[Part of a data file]
⁂
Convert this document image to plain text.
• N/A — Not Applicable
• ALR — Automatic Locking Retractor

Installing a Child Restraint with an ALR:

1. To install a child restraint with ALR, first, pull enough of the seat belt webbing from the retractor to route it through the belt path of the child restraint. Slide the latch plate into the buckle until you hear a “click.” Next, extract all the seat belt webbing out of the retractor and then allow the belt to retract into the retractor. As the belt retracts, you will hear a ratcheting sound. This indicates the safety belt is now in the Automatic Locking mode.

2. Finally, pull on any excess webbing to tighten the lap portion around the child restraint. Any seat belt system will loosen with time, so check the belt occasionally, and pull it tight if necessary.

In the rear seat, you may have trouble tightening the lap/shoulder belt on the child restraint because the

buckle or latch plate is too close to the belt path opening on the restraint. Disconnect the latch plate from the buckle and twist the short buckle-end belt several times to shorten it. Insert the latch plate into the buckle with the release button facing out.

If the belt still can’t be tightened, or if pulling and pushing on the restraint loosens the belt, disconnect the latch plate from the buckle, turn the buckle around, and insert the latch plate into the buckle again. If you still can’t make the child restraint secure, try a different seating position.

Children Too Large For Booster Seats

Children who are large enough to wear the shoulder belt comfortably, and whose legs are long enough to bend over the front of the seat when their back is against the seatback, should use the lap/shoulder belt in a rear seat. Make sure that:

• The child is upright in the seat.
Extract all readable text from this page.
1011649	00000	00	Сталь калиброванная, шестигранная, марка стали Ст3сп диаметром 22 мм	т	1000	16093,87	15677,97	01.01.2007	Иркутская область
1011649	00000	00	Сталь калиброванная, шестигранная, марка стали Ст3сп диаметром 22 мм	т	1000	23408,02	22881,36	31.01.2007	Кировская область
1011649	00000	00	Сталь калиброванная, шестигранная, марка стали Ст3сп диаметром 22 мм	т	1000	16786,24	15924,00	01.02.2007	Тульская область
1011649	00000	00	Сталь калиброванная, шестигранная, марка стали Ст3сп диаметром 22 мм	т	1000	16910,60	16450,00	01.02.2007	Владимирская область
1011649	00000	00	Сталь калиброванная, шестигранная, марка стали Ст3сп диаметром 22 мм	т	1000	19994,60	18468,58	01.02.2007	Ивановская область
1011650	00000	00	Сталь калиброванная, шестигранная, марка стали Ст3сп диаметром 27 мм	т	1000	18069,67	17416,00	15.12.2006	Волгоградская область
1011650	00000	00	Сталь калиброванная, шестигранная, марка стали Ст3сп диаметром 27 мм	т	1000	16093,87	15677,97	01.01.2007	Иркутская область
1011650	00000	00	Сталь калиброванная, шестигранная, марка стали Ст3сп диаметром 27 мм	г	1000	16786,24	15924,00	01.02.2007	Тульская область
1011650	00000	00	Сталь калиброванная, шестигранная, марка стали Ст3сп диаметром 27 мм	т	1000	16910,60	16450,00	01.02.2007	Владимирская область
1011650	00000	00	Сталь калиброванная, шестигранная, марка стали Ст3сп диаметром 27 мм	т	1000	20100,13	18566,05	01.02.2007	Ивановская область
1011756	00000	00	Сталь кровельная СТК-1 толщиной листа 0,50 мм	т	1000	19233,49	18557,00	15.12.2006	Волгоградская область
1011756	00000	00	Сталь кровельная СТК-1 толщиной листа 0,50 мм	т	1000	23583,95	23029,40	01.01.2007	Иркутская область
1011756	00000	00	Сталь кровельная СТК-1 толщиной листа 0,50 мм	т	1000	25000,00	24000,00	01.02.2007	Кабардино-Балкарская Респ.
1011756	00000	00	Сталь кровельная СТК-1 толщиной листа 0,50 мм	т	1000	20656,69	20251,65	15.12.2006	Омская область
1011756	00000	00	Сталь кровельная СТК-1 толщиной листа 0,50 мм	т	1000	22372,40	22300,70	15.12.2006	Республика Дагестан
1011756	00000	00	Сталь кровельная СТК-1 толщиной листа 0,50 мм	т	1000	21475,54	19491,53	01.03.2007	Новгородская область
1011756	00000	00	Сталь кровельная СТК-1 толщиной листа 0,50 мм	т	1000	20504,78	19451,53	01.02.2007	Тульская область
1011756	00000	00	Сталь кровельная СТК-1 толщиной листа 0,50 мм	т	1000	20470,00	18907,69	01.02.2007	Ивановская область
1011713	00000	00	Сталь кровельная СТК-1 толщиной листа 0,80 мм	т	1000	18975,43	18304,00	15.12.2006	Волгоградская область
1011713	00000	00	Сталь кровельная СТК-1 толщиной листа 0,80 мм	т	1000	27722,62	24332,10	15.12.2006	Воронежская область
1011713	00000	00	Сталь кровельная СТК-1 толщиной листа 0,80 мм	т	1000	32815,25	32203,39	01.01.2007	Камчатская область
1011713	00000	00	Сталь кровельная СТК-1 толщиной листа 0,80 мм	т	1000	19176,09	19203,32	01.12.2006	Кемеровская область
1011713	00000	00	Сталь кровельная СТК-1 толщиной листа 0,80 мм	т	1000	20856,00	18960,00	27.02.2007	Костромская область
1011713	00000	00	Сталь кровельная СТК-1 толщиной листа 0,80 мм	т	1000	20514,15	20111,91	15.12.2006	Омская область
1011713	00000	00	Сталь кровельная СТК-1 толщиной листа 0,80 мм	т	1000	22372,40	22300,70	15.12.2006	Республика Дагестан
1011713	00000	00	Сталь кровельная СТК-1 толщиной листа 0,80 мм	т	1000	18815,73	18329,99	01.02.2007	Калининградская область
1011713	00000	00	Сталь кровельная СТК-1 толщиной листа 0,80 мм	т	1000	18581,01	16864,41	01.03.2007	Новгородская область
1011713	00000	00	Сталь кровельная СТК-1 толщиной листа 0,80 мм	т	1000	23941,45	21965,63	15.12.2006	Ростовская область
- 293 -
⁂
Every line of the data above should be reproduced word for word.

Convert this document image to plain text.
• N/A — Not Applicable
• ALR — Automatic Locking Retractor

Installing a Child Restraint with an ALR:

1. To install a child restraint with ALR, first, pull enough of the seat belt webbing from the retractor to route it through the belt path of the child restraint. Slide the latch plate into the buckle until you hear a “click.” Next, extract all the seat belt webbing out of the retractor and then allow the belt to retract into the retractor. As the belt retracts, you will hear a ratcheting sound. This indicates the safety belt is now in the Automatic Locking mode.

2. Finally, pull on any excess webbing to tighten the lap portion around the child restraint. Any seat belt system will loosen with time, so check the belt occasionally, and pull it tight if necessary.

In the rear seat, you may have trouble tightening the lap/shoulder belt on the child restraint because the

buckle or latch plate is too close to the belt path opening on the restraint. Disconnect the latch plate from the buckle and twist the short buckle-end belt several times to shorten it. Insert the latch plate into the buckle with the release button facing out.

If the belt still can’t be tightened, or if pulling and pushing on the restraint loosens the belt, disconnect the latch plate from the buckle, turn the buckle around, and insert the latch plate into the buckle again. If you still can’t make the child restraint secure, try a different seating position.

Children Too Large For Booster Seats

Children who are large enough to wear the shoulder belt comfortably, and whose legs are long enough to bend over the front of the seat when their back is against the seatback, should use the lap/shoulder belt in a rear seat. Make sure that:

• The child is upright in the seat.
Extract all readable text from this page.
1011649	00000	00	Сталь калиброванная, шестигранная, марка стали Ст3сп диаметром 22 мм	т	1000	16093,87	15677,97	01.01.2007	Иркутская область
1011649	00000	00	Сталь калиброванная, шестигранная, марка стали Ст3сп диаметром 22 мм	т	1000	23408,02	22881,36	31.01.2007	Кировская область
1011649	00000	00	Сталь калиброванная, шестигранная, марка стали Ст3сп диаметром 22 мм	т	1000	16786,24	15924,00	01.02.2007	Тульская область
1011649	00000	00	Сталь калиброванная, шестигранная, марка стали Ст3сп диаметром 22 мм	т	1000	16910,60	16450,00	01.02.2007	Владимирская область
1011649	00000	00	Сталь калиброванная, шестигранная, марка стали Ст3сп диаметром 22 мм	т	1000	19994,60	18468,58	01.02.2007	Ивановская область
1011650	00000	00	Сталь калиброванная, шестигранная, марка стали Ст3сп диаметром 27 мм	т	1000	18069,67	17416,00	15.12.2006	Волгоградская область
1011650	00000	00	Сталь калиброванная, шестигранная, марка стали Ст3сп диаметром 27 мм	т	1000	16093,87	15677,97	01.01.2007	Иркутская область
1011650	00000	00	Сталь калиброванная, шестигранная, марка стали Ст3сп диаметром 27 мм	г	1000	16786,24	15924,00	01.02.2007	Тульская область
1011650	00000	00	Сталь калиброванная, шестигранная, марка стали Ст3сп диаметром 27 мм	т	1000	16910,60	16450,00	01.02.2007	Владимирская область
1011650	00000	00	Сталь калиброванная, шестигранная, марка стали Ст3сп диаметром 27 мм	т	1000	20100,13	18566,05	01.02.2007	Ивановская область
1011756	00000	00	Сталь кровельная СТК-1 толщиной листа 0,50 мм	т	1000	19233,49	18557,00	15.12.2006	Волгоградская область
1011756	00000	00	Сталь кровельная СТК-1 толщиной листа 0,50 мм	т	1000	23583,95	23029,40	01.01.2007	Иркутская область
1011756	00000	00	Сталь кровельная СТК-1 толщиной листа 0,50 мм	т	1000	25000,00	24000,00	01.02.2007	Кабардино-Балкарская Респ.
1011756	00000	00	Сталь кровельная СТК-1 толщиной листа 0,50 мм	т	1000	20656,69	20251,65	15.12.2006	Омская область
1011756	00000	00	Сталь кровельная СТК-1 толщиной листа 0,50 мм	т	1000	22372,40	22300,70	15.12.2006	Республика Дагестан
1011756	00000	00	Сталь кровельная СТК-1 толщиной листа 0,50 мм	т	1000	21475,54	19491,53	01.03.2007	Новгородская область
1011756	00000	00	Сталь кровельная СТК-1 толщиной листа 0,50 мм	т	1000	20504,78	19451,53	01.02.2007	Тульская область
1011756	00000	00	Сталь кровельная СТК-1 толщиной листа 0,50 мм	т	1000	20470,00	18907,69	01.02.2007	Ивановская область
1011713	00000	00	Сталь кровельная СТК-1 толщиной листа 0,80 мм	т	1000	18975,43	18304,00	15.12.2006	Волгоградская область
1011713	00000	00	Сталь кровельная СТК-1 толщиной листа 0,80 мм	т	1000	27722,62	24332,10	15.12.2006	Воронежская область
1011713	00000	00	Сталь кровельная СТК-1 толщиной листа 0,80 мм	т	1000	32815,25	32203,39	01.01.2007	Камчатская область
1011713	00000	00	Сталь кровельная СТК-1 толщиной листа 0,80 мм	т	1000	19176,09	19203,32	01.12.2006	Кемеровская область
1011713	00000	00	Сталь кровельная СТК-1 толщиной листа 0,80 мм	т	1000	20856,00	18960,00	27.02.2007	Костромская область
1011713	00000	00	Сталь кровельная СТК-1 толщиной листа 0,80 мм	т	1000	20514,15	20111,91	15.12.2006	Омская область
1011713	00000	00	Сталь кровельная СТК-1 толщиной листа 0,80 мм	т	1000	22372,40	22300,70	15.12.2006	Республика Дагестан
1011713	00000	00	Сталь кровельная СТК-1 толщиной листа 0,80 мм	т	1000	18815,73	18329,99	01.02.2007	Калининградская область
1011713	00000	00	Сталь кровельная СТК-1 толщиной листа 0,80 мм	т	1000	18581,01	16864,41	01.03.2007	Новгородская область
1011713	00000	00	Сталь кровельная СТК-1 толщиной листа 0,80 мм	т	1000	23941,45	21965,63	15.12.2006	Ростовская область
- 293 -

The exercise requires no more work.